Segment Open

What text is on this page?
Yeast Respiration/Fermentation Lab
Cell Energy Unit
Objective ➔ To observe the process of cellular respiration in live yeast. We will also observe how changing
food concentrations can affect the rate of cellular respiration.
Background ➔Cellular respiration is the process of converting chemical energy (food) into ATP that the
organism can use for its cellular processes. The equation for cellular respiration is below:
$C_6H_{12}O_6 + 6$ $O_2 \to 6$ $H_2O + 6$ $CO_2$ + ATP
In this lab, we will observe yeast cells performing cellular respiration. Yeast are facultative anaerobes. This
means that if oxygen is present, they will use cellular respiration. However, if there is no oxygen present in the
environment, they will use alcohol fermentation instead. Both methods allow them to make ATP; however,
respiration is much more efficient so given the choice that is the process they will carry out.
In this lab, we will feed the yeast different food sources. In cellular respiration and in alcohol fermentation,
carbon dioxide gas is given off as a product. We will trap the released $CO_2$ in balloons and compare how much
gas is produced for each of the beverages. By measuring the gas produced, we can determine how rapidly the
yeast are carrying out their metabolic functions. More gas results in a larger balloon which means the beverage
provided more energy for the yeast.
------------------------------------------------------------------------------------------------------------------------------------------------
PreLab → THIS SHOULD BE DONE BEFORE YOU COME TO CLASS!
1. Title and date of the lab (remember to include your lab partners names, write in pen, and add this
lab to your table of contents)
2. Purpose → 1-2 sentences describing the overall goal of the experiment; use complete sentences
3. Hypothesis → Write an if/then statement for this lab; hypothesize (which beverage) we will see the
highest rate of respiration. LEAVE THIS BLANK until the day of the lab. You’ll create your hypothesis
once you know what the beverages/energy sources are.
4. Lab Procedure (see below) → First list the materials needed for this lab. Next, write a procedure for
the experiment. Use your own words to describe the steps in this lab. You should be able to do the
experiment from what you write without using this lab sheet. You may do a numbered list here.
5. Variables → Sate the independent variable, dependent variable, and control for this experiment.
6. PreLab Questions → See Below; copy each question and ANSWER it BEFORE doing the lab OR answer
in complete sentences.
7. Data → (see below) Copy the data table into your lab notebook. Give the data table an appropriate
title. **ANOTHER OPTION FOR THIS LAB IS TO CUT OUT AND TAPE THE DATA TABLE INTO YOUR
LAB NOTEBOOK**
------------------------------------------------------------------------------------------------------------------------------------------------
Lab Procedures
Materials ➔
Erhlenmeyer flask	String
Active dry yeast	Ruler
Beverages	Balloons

Segment Closed

Your assignment: Among the lines above, find those with the word "means" and list them.

The answer:
means that if oxygen is present, they will use cellular respiration. However, if there is no oxygen present in the
yeast are carrying out their metabolic functions. More gas results in a larger balloon which means the beverage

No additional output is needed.